**Requirement**
Extract each line where the string "only" shows up.

■ ■ ■ ■ ■

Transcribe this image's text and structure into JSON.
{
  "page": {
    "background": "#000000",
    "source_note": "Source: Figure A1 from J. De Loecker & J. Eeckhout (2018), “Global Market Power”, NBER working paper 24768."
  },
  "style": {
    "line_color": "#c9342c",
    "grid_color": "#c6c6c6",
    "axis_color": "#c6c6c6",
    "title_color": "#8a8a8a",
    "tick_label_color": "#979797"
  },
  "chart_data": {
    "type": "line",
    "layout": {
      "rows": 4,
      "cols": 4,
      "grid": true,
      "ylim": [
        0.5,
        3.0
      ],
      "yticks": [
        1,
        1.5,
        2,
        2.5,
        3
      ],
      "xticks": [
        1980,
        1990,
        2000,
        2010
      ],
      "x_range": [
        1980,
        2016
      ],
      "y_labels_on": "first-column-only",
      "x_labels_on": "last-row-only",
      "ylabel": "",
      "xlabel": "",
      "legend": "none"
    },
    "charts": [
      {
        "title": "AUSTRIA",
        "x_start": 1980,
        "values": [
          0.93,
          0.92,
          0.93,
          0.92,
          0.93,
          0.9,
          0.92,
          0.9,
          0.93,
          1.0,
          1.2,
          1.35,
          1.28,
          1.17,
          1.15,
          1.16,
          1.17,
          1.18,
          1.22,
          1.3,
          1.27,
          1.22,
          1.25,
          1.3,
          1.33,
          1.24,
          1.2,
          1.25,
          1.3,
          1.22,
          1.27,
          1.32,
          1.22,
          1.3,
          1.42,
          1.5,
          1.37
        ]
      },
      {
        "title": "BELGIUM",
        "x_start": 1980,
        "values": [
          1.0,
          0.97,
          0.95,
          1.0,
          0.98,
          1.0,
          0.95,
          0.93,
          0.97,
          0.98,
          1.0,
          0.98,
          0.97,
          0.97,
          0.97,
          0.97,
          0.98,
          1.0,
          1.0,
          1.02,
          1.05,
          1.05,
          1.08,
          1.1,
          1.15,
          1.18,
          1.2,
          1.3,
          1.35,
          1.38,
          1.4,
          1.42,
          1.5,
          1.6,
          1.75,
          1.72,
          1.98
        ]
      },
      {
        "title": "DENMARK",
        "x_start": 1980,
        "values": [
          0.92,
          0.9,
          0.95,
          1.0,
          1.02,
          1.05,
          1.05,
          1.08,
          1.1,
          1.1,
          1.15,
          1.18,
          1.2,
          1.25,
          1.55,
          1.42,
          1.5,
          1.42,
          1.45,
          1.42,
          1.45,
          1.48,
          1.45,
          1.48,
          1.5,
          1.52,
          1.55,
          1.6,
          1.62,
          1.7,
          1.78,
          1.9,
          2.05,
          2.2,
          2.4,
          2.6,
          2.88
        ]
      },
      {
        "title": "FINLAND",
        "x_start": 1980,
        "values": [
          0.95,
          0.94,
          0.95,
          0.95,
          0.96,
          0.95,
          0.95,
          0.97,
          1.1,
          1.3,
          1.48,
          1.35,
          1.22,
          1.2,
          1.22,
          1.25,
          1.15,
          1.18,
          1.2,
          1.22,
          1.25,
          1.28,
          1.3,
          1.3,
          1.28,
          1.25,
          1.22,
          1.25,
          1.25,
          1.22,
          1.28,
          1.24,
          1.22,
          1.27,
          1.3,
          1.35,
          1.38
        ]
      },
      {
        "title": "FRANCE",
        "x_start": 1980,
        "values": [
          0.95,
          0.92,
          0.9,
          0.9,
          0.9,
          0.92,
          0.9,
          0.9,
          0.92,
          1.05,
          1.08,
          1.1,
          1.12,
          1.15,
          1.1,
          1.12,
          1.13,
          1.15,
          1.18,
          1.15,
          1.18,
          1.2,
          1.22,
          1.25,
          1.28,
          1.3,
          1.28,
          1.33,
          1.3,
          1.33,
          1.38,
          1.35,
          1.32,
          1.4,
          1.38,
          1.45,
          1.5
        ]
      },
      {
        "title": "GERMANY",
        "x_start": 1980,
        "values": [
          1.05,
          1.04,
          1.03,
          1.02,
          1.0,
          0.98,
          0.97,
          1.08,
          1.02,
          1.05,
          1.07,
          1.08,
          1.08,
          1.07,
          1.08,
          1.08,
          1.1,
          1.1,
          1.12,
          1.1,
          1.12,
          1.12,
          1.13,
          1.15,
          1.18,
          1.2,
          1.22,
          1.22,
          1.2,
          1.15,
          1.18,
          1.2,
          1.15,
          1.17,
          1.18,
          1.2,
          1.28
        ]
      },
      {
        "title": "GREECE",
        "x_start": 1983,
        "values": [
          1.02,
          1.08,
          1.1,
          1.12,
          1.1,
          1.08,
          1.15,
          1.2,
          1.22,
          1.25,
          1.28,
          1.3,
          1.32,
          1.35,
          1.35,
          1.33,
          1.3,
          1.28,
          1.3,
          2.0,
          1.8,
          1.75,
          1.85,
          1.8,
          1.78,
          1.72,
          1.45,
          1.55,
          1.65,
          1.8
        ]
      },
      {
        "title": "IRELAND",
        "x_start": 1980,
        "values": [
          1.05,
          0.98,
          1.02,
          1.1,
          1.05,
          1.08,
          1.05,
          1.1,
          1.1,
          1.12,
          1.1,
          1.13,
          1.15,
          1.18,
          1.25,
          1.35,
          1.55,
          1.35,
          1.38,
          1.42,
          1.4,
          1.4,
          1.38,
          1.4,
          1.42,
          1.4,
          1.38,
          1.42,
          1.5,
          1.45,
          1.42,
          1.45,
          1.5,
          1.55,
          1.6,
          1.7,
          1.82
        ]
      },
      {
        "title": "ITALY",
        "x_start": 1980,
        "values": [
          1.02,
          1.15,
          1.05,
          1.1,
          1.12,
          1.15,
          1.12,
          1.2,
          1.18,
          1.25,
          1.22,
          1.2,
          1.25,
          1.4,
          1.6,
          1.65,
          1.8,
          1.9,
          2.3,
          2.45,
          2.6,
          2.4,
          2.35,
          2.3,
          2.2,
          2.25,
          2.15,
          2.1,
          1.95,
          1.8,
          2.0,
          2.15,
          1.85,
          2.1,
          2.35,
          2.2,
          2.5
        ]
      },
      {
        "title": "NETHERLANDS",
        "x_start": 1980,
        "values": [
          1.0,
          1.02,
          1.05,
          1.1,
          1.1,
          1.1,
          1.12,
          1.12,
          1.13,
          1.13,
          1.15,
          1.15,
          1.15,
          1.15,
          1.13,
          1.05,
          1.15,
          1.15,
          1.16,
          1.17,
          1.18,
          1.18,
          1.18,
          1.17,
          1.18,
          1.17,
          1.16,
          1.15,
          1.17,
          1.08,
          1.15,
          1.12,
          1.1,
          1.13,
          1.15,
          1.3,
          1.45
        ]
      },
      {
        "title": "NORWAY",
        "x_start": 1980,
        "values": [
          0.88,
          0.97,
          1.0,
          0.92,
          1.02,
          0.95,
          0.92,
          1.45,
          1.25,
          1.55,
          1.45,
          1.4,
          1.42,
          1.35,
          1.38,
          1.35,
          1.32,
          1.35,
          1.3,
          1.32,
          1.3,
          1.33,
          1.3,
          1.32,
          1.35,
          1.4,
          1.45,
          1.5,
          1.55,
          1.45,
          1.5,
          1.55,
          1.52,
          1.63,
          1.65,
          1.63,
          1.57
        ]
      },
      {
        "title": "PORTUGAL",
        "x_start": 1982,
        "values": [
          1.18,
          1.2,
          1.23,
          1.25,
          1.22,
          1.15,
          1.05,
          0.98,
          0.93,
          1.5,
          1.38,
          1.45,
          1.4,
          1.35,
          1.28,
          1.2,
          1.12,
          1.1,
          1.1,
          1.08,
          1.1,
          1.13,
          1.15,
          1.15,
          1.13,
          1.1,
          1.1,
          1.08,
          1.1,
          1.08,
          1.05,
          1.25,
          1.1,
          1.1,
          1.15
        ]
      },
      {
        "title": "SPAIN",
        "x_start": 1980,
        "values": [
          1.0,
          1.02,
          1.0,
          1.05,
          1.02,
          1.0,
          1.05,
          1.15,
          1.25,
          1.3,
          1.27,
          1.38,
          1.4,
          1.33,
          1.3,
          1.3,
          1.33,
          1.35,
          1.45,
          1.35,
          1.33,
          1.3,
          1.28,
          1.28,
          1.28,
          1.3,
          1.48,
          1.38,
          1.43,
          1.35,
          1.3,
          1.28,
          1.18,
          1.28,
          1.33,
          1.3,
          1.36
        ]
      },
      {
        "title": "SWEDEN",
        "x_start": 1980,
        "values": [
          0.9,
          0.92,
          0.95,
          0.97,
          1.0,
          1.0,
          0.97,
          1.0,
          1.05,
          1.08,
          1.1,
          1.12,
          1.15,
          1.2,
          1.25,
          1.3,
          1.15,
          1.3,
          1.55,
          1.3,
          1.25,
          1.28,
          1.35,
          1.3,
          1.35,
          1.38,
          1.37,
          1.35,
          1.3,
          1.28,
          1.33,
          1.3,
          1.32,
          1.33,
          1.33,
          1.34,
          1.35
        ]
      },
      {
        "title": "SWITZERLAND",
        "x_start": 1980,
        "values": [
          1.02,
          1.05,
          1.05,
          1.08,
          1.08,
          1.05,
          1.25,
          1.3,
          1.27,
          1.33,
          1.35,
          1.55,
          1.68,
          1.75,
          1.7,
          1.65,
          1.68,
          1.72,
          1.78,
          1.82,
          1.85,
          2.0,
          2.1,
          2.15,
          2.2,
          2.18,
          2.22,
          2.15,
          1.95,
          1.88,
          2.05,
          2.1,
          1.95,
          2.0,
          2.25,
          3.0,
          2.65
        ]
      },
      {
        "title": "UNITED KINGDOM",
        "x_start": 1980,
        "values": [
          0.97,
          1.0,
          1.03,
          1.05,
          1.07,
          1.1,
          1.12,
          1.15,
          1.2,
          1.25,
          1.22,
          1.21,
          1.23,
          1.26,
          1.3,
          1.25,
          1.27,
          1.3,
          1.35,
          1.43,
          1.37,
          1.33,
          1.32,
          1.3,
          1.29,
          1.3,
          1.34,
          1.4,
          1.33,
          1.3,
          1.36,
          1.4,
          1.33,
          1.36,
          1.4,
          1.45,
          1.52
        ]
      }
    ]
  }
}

■ ■ ■ ■ ■

**Written solution**
      "y_labels_on": "first-column-only",
      "x_labels_on": "last-row-only",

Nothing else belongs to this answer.